[START OF Information provided]

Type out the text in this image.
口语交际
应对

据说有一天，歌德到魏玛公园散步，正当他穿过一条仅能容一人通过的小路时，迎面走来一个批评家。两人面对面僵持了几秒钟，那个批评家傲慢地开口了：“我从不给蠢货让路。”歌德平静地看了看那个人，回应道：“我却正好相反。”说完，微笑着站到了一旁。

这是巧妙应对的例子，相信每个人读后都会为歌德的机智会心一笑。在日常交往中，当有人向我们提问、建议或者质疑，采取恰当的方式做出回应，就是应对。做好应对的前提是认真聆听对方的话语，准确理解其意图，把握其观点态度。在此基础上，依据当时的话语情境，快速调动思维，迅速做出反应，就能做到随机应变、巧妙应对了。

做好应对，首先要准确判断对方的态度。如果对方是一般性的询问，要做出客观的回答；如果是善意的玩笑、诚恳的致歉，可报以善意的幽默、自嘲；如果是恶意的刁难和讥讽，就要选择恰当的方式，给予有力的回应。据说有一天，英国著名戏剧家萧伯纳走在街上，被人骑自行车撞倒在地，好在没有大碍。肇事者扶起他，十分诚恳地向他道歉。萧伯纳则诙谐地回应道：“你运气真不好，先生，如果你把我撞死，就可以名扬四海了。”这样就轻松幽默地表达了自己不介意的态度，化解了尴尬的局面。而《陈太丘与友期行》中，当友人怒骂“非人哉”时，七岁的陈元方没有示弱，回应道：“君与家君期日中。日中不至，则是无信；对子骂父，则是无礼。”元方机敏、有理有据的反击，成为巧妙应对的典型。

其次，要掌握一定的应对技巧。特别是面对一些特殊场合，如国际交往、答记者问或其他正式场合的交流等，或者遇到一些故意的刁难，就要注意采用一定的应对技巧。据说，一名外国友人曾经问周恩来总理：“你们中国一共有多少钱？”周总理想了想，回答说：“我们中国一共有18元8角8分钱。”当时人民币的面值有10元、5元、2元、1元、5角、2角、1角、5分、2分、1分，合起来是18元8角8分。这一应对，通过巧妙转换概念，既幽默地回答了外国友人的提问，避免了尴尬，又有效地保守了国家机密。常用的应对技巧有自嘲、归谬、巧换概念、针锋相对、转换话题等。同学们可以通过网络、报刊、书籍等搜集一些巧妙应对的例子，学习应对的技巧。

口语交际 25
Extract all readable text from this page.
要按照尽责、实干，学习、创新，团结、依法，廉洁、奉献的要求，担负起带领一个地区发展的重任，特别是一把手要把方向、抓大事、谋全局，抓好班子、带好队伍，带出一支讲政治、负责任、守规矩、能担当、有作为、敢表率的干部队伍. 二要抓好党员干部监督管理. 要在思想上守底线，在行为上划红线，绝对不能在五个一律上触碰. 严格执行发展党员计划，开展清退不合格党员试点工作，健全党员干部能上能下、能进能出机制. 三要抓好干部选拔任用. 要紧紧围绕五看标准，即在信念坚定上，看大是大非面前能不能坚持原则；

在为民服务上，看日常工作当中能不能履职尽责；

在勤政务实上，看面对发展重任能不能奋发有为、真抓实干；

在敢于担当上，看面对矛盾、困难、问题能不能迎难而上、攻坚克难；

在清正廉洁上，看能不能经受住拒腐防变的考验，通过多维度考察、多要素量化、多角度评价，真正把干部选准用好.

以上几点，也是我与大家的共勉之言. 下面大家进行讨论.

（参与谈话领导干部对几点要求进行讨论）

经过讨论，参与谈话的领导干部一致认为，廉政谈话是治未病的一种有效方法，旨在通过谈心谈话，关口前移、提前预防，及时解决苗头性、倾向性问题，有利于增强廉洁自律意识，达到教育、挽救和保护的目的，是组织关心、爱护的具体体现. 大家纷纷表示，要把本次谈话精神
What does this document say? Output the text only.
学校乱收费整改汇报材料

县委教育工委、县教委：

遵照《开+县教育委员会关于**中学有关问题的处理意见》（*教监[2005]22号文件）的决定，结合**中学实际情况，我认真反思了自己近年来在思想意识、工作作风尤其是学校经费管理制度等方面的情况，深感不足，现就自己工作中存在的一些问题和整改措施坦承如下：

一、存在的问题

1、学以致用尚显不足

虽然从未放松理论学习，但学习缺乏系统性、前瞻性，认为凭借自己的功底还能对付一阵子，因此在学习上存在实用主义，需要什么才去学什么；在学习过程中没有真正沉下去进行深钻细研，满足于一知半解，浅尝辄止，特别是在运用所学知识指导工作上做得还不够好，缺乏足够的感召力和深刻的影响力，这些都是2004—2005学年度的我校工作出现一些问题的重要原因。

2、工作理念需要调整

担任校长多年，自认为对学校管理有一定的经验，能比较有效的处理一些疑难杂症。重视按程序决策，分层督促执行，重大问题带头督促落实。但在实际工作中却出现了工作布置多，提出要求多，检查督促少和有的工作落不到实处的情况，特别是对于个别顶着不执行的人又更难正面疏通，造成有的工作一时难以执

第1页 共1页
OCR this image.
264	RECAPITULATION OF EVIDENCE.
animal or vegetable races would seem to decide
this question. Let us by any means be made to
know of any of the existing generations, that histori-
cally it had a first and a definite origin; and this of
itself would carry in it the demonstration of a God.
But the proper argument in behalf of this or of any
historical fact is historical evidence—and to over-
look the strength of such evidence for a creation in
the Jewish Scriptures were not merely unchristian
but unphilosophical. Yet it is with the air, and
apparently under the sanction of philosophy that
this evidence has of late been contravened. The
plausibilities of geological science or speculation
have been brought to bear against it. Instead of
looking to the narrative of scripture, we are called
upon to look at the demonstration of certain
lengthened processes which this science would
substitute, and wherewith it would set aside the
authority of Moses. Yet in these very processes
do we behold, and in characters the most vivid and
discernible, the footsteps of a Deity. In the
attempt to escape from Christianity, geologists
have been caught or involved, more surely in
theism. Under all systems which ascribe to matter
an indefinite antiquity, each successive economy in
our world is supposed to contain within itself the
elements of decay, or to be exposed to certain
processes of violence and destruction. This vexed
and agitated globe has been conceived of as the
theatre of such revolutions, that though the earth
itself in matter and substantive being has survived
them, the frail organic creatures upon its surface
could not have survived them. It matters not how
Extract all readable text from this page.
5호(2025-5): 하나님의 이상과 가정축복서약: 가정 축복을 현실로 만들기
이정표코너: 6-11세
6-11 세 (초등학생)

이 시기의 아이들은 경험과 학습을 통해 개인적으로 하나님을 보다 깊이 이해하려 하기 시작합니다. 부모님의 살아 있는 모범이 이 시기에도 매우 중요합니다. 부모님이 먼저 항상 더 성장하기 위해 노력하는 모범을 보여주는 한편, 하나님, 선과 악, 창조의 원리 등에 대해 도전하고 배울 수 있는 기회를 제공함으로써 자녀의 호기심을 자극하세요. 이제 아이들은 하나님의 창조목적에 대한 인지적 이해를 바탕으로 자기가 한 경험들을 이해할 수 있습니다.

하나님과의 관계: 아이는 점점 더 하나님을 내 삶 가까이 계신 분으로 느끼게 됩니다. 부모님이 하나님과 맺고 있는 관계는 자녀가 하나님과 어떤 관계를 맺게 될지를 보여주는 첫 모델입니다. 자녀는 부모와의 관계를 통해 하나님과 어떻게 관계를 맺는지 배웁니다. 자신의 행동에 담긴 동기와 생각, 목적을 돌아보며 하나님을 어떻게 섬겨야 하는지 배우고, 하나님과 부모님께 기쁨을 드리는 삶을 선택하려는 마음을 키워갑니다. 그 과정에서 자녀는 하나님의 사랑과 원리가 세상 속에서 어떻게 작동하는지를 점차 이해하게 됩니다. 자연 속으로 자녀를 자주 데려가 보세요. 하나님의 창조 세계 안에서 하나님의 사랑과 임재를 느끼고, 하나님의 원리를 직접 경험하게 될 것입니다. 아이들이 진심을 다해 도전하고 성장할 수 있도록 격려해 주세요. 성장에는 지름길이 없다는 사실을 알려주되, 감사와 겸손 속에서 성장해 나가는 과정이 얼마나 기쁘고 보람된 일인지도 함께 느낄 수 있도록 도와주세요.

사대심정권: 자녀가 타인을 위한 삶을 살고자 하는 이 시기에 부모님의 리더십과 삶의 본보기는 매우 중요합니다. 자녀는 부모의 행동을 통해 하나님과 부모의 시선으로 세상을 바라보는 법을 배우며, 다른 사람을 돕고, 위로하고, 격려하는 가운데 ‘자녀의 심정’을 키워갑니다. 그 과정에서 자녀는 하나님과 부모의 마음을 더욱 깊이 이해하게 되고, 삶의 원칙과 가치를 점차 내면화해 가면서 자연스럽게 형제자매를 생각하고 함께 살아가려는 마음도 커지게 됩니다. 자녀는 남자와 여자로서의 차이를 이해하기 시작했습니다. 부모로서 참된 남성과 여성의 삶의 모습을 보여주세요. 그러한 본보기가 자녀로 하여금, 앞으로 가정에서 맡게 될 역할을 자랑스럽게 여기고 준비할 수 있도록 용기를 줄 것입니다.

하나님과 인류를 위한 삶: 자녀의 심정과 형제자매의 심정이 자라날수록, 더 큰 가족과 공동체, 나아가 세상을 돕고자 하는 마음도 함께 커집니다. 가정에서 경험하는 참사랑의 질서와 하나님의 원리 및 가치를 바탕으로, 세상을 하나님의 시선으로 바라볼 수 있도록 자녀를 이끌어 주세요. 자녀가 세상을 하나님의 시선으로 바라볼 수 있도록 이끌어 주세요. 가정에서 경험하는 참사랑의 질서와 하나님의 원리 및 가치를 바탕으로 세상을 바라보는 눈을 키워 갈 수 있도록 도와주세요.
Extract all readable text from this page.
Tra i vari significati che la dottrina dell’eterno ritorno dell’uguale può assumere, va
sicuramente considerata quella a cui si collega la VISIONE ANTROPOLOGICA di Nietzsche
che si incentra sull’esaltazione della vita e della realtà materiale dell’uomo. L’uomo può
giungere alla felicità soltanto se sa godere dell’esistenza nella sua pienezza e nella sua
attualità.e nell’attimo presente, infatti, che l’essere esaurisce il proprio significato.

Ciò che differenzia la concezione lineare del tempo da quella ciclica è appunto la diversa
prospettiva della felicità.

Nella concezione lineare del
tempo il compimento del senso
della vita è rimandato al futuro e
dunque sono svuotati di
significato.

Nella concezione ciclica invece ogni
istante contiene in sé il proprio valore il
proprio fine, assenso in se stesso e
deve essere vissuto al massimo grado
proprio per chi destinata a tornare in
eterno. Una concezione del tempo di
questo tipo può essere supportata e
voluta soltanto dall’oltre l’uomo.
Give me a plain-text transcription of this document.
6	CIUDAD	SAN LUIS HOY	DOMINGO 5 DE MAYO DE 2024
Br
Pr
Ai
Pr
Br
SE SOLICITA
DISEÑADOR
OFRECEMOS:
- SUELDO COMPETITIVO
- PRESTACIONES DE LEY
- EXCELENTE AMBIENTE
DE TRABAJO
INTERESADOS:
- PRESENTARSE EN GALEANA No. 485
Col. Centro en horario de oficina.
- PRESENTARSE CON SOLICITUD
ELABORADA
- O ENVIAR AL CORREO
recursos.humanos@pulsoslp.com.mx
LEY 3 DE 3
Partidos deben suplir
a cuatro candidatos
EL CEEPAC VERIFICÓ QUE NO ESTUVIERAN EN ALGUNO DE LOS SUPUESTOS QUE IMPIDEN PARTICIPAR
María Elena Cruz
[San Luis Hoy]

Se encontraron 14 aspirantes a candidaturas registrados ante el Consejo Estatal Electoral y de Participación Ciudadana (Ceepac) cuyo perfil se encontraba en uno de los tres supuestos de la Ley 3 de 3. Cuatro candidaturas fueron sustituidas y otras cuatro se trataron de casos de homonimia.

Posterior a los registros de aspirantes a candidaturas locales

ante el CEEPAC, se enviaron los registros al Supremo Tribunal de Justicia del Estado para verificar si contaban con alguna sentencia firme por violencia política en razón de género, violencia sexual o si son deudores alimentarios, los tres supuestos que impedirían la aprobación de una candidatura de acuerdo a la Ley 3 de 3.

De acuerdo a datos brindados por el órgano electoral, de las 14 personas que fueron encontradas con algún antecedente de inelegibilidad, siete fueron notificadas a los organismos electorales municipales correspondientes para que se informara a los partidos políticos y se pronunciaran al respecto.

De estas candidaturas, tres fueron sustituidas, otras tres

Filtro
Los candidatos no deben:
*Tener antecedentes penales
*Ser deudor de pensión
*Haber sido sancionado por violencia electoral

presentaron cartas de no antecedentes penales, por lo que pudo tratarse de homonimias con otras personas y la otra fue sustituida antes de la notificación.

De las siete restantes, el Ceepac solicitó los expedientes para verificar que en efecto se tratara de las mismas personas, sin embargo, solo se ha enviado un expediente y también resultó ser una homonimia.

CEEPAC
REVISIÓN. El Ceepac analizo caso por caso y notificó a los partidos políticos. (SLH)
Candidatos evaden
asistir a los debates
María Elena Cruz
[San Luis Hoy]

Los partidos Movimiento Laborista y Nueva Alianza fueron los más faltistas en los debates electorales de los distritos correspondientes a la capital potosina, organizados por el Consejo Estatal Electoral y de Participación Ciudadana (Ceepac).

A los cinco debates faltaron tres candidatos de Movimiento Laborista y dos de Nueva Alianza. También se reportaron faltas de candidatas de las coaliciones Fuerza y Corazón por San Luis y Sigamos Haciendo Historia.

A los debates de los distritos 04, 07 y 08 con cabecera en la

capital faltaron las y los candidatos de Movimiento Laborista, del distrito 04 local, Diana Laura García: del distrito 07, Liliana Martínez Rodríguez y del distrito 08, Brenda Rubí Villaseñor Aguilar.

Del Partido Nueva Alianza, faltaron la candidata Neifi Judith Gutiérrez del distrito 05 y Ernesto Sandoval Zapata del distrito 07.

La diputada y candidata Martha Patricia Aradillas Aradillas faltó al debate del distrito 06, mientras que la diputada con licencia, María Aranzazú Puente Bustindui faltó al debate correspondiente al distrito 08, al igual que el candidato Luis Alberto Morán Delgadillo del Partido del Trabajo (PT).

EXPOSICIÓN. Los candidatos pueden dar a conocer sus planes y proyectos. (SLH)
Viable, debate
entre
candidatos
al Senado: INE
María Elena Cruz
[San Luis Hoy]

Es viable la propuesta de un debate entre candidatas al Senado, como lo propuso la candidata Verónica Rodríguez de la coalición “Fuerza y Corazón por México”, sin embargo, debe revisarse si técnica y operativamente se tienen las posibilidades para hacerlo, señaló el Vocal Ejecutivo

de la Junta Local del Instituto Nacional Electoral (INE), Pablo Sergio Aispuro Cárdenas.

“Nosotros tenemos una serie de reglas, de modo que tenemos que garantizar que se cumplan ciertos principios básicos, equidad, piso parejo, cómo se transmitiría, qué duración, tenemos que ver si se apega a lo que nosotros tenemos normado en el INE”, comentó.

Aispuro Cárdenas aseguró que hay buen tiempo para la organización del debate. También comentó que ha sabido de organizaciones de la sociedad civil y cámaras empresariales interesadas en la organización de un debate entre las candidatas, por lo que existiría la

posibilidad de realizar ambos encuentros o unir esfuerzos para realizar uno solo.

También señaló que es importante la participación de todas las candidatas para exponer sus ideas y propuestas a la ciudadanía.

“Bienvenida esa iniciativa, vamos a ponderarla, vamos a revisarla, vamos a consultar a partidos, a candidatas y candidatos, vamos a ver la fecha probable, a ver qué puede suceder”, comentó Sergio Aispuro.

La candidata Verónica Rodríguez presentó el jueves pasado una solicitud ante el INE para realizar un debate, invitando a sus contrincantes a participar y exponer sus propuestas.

[END OF Information provided]

Collect each line above holding the string "processes".

- **Reply**:
lengthened processes which this science would
authority of Moses. Yet in these very processes
processes of violence and destruction. This vexed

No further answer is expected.